Give the material below as a Markdown table with the columns "Row" and "Line," starting at the first line of the material and ending at the line that contains "child-illustration <box>1048 42 1090 84</box>", with both of those lines included. Leave out blank lines and any line outside that span.

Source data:
··········

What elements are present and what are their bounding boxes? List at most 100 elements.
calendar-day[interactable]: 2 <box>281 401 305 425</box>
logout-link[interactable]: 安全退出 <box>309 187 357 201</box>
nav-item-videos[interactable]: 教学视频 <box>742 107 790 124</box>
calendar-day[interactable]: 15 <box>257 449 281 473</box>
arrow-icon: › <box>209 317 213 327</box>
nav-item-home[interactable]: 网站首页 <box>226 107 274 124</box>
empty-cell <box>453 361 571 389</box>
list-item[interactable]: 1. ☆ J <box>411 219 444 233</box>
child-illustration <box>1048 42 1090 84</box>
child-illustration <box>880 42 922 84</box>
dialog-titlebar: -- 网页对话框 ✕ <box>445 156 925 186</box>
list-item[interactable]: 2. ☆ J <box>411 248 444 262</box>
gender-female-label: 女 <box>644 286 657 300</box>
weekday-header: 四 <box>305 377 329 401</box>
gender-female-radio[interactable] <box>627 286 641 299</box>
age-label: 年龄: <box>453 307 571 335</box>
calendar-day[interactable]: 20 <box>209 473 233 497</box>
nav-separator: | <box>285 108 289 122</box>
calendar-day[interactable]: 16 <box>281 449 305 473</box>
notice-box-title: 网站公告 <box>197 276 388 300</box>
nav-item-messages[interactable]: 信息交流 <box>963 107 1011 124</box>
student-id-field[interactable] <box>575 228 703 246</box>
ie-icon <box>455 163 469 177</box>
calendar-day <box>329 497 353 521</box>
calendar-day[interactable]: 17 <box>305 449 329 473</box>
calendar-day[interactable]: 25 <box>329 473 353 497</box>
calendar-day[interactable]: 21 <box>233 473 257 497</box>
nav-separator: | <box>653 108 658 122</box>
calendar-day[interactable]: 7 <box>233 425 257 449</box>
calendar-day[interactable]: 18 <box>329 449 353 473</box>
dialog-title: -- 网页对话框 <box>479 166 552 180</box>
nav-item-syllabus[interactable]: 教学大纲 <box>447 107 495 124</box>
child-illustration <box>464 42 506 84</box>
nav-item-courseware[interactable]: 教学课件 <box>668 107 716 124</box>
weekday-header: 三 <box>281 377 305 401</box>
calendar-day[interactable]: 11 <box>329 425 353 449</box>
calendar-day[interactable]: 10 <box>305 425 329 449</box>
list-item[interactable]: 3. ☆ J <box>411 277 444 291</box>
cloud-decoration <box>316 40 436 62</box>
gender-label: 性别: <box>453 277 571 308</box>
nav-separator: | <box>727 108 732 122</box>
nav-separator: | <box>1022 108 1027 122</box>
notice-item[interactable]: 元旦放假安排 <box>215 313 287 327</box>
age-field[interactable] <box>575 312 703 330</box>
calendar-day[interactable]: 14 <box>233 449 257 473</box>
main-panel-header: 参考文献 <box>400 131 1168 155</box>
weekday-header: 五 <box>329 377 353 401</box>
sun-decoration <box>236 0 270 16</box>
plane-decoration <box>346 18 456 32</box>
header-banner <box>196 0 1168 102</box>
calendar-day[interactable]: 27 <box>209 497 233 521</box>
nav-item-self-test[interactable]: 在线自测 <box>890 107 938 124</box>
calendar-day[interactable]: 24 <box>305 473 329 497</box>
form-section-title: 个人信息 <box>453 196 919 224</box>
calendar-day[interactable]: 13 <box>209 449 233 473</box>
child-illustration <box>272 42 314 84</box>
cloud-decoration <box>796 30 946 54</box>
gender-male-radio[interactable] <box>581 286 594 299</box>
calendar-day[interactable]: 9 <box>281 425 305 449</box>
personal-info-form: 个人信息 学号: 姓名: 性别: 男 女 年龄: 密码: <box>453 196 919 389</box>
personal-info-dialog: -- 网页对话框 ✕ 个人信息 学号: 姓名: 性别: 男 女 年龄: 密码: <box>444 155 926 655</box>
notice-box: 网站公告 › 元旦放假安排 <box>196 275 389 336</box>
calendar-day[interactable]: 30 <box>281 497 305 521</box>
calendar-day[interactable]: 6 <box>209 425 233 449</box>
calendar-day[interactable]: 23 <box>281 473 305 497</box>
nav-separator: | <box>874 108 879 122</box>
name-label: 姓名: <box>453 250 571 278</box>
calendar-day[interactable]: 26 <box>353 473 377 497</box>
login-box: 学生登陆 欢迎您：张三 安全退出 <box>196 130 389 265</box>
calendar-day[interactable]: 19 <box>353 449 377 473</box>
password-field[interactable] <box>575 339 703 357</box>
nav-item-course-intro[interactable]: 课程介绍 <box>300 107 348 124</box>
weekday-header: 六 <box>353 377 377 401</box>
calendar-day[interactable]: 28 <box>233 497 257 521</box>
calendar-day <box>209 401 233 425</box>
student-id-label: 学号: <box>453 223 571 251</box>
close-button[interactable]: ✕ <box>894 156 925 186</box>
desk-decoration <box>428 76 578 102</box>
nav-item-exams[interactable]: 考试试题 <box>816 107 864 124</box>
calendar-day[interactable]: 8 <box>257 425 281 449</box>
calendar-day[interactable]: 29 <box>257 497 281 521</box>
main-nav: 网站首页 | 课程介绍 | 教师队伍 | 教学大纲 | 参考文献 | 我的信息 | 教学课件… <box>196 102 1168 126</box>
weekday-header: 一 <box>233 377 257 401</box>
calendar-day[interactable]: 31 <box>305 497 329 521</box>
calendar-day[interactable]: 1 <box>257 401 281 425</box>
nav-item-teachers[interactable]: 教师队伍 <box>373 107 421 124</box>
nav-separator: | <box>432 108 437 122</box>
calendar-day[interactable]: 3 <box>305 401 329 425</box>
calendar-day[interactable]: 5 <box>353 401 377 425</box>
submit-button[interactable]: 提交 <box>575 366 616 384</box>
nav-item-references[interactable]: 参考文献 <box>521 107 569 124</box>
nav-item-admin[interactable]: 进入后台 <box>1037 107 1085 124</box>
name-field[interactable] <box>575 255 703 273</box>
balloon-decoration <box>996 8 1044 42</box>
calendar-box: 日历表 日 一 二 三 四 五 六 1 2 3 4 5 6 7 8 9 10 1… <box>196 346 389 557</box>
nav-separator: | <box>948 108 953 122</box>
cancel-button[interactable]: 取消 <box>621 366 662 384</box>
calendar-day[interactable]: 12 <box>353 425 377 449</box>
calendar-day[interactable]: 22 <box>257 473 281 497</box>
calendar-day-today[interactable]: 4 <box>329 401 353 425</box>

··········

• Answer:
| Row | Line |
|---|---|
| 1 | What elements are present and what are their bounding boxes? List at most 100 elements. |
| 2 | calendar-day[interactable]: 2 <box>281 401 305 425</box> |
| 3 | logout-link[interactable]: 安全退出 <box>309 187 357 201</box> |
| 4 | nav-item-videos[interactable]: 教学视频 <box>742 107 790 124</box> |
| 5 | calendar-day[interactable]: 15 <box>257 449 281 473</box> |
| 6 | arrow-icon: › <box>209 317 213 327</box> |
| 7 | nav-item-home[interactable]: 网站首页 <box>226 107 274 124</box> |
| 8 | empty-cell <box>453 361 571 389</box> |
| 9 | list-item[interactable]: 1. ☆ J <box>411 219 444 233</box> |
| 10 | child-illustration <box>1048 42 1090 84</box> |